[Records that describe figures]
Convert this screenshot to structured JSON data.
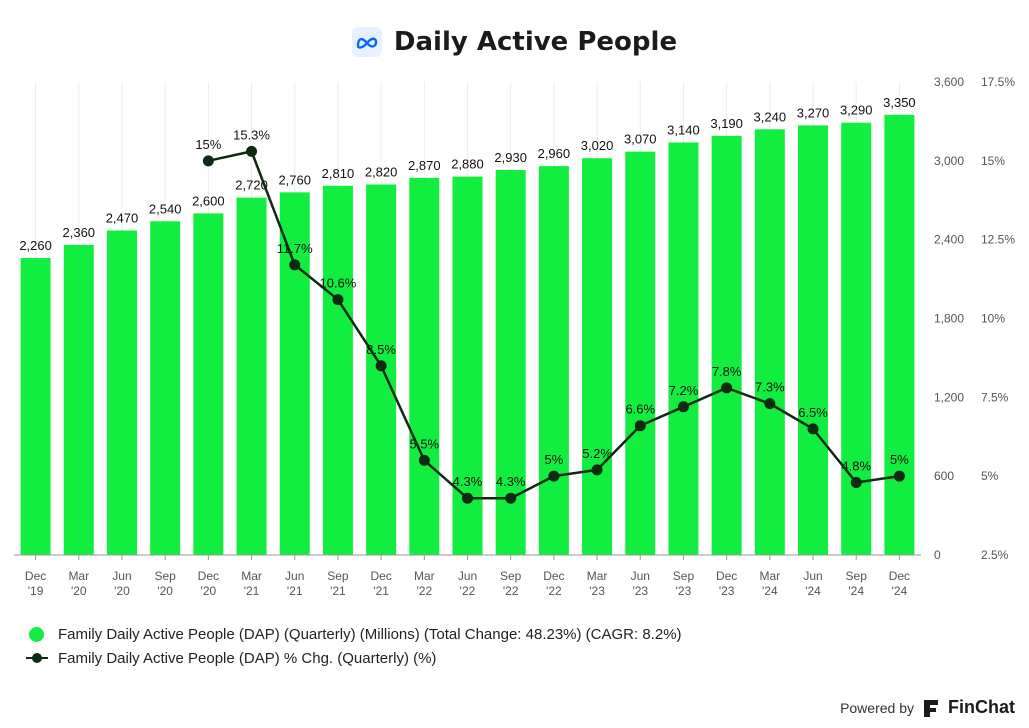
{
  "chart_data": {
    "type": "bar",
    "title": "Daily Active People",
    "categories": [
      "Dec '19",
      "Mar '20",
      "Jun '20",
      "Sep '20",
      "Dec '20",
      "Mar '21",
      "Jun '21",
      "Sep '21",
      "Dec '21",
      "Mar '22",
      "Jun '22",
      "Sep '22",
      "Dec '22",
      "Mar '23",
      "Jun '23",
      "Sep '23",
      "Dec '23",
      "Mar '24",
      "Jun '24",
      "Sep '24",
      "Dec '24"
    ],
    "category_lines": [
      [
        "Dec",
        "'19"
      ],
      [
        "Mar",
        "'20"
      ],
      [
        "Jun",
        "'20"
      ],
      [
        "Sep",
        "'20"
      ],
      [
        "Dec",
        "'20"
      ],
      [
        "Mar",
        "'21"
      ],
      [
        "Jun",
        "'21"
      ],
      [
        "Sep",
        "'21"
      ],
      [
        "Dec",
        "'21"
      ],
      [
        "Mar",
        "'22"
      ],
      [
        "Jun",
        "'22"
      ],
      [
        "Sep",
        "'22"
      ],
      [
        "Dec",
        "'22"
      ],
      [
        "Mar",
        "'23"
      ],
      [
        "Jun",
        "'23"
      ],
      [
        "Sep",
        "'23"
      ],
      [
        "Dec",
        "'23"
      ],
      [
        "Mar",
        "'24"
      ],
      [
        "Jun",
        "'24"
      ],
      [
        "Sep",
        "'24"
      ],
      [
        "Dec",
        "'24"
      ]
    ],
    "series": [
      {
        "name": "Family Daily Active People (DAP) (Quarterly) (Millions) (Total Change: 48.23%) (CAGR: 8.2%)",
        "type": "bar",
        "axis": "left",
        "color": "#12ee3f",
        "values": [
          2260,
          2360,
          2470,
          2540,
          2600,
          2720,
          2760,
          2810,
          2820,
          2870,
          2880,
          2930,
          2960,
          3020,
          3070,
          3140,
          3190,
          3240,
          3270,
          3290,
          3350
        ],
        "labels": [
          "2,260",
          "2,360",
          "2,470",
          "2,540",
          "2,600",
          "2,720",
          "2,760",
          "2,810",
          "2,820",
          "2,870",
          "2,880",
          "2,930",
          "2,960",
          "3,020",
          "3,070",
          "3,140",
          "3,190",
          "3,240",
          "3,270",
          "3,290",
          "3,350"
        ]
      },
      {
        "name": "Family Daily Active People (DAP) % Chg. (Quarterly) (%)",
        "type": "line",
        "axis": "right",
        "color": "#0f2a12",
        "values": [
          null,
          null,
          null,
          null,
          15,
          15.3,
          11.7,
          10.6,
          8.5,
          5.5,
          4.3,
          4.3,
          5,
          5.2,
          6.6,
          7.2,
          7.8,
          7.3,
          6.5,
          4.8,
          5
        ],
        "labels": [
          "",
          "",
          "",
          "",
          "15%",
          "15.3%",
          "11.7%",
          "10.6%",
          "8.5%",
          "5.5%",
          "4.3%",
          "4.3%",
          "5%",
          "5.2%",
          "6.6%",
          "7.2%",
          "7.8%",
          "7.3%",
          "6.5%",
          "4.8%",
          "5%"
        ]
      }
    ],
    "y_left": {
      "ylim": [
        0,
        3600
      ],
      "ticks": [
        0,
        600,
        1200,
        1800,
        2400,
        3000,
        3600
      ],
      "tick_labels": [
        "0",
        "600",
        "1,200",
        "1,800",
        "2,400",
        "3,000",
        "3,600"
      ]
    },
    "y_right": {
      "ylim": [
        2.5,
        17.5
      ],
      "ticks": [
        2.5,
        5,
        7.5,
        10,
        12.5,
        15,
        17.5
      ],
      "tick_labels": [
        "2.5%",
        "5%",
        "7.5%",
        "10%",
        "12.5%",
        "15%",
        "17.5%"
      ]
    },
    "grid": "vertical",
    "legend_position": "bottom-left"
  },
  "footer": {
    "powered_by": "Powered by",
    "brand": "FinChat"
  },
  "colors": {
    "bar": "#12ee3f",
    "line": "#0f2a12",
    "grid": "#ececec",
    "axis_text": "#555555"
  },
  "icons": {
    "title_logo": "meta-logo-icon",
    "brand_logo": "finchat-logo-icon"
  }
}
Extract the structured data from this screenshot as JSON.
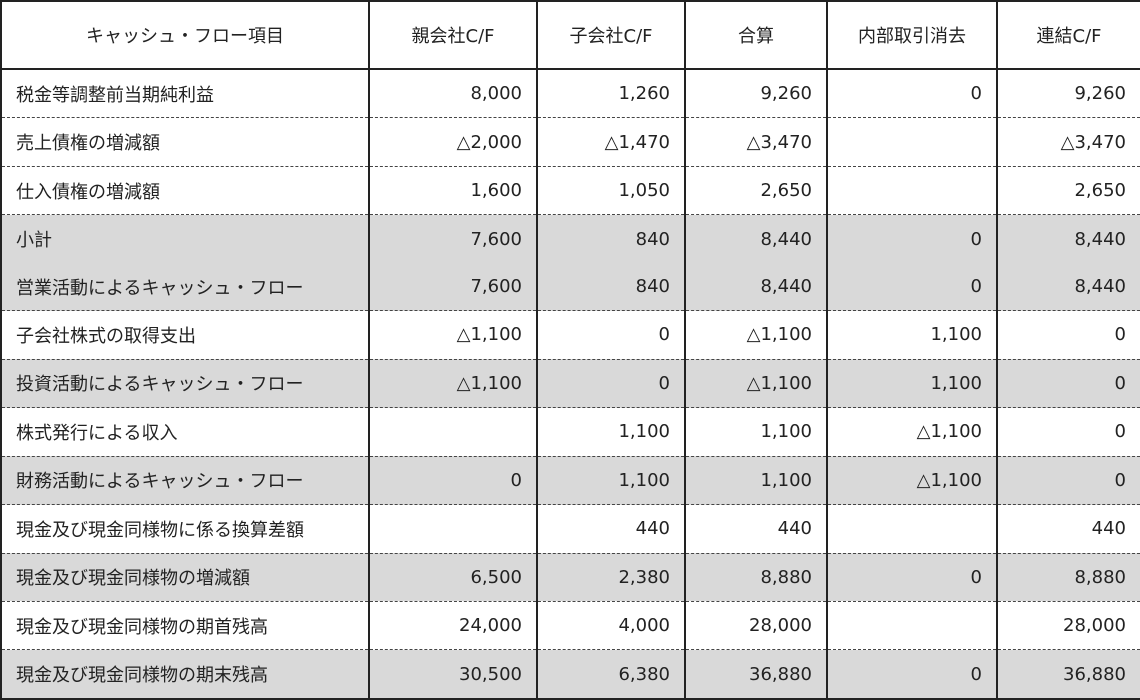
{
  "headers": [
    "キャッシュ・フロー項目",
    "親会社C/F",
    "子会社C/F",
    "合算",
    "内部取引消去",
    "連結C/F"
  ],
  "rows": [
    {
      "label": "税金等調整前当期純利益",
      "values": [
        "8,000",
        "1,260",
        "9,260",
        "0",
        "9,260"
      ],
      "shaded": false
    },
    {
      "label": "売上債権の増減額",
      "values": [
        "△2,000",
        "△1,470",
        "△3,470",
        "",
        "△3,470"
      ],
      "shaded": false
    },
    {
      "label": "仕入債権の増減額",
      "values": [
        "1,600",
        "1,050",
        "2,650",
        "",
        "2,650"
      ],
      "shaded": false
    },
    {
      "label": "小計",
      "values": [
        "7,600",
        "840",
        "8,440",
        "0",
        "8,440"
      ],
      "shaded": true
    },
    {
      "label": "営業活動によるキャッシュ・フロー",
      "values": [
        "7,600",
        "840",
        "8,440",
        "0",
        "8,440"
      ],
      "shaded": true
    },
    {
      "label": "子会社株式の取得支出",
      "values": [
        "△1,100",
        "0",
        "△1,100",
        "1,100",
        "0"
      ],
      "shaded": false
    },
    {
      "label": "投資活動によるキャッシュ・フロー",
      "values": [
        "△1,100",
        "0",
        "△1,100",
        "1,100",
        "0"
      ],
      "shaded": true
    },
    {
      "label": "株式発行による収入",
      "values": [
        "",
        "1,100",
        "1,100",
        "△1,100",
        "0"
      ],
      "shaded": false
    },
    {
      "label": "財務活動によるキャッシュ・フロー",
      "values": [
        "0",
        "1,100",
        "1,100",
        "△1,100",
        "0"
      ],
      "shaded": true
    },
    {
      "label": "現金及び現金同様物に係る換算差額",
      "values": [
        "",
        "440",
        "440",
        "",
        "440"
      ],
      "shaded": false
    },
    {
      "label": "現金及び現金同様物の増減額",
      "values": [
        "6,500",
        "2,380",
        "8,880",
        "0",
        "8,880"
      ],
      "shaded": true
    },
    {
      "label": "現金及び現金同様物の期首残高",
      "values": [
        "24,000",
        "4,000",
        "28,000",
        "",
        "28,000"
      ],
      "shaded": false
    },
    {
      "label": "現金及び現金同様物の期末残高",
      "values": [
        "30,500",
        "6,380",
        "36,880",
        "0",
        "36,880"
      ],
      "shaded": true
    }
  ],
  "colors": {
    "shade": "#d9d9d9",
    "border": "#222222"
  }
}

Task directions:
Reproduce every line of the listing above in which the string "JSON" appears.

Exercise answer:
Convert this screenshot to structured JSON data.
Extract the structured data from this screenshot as JSON.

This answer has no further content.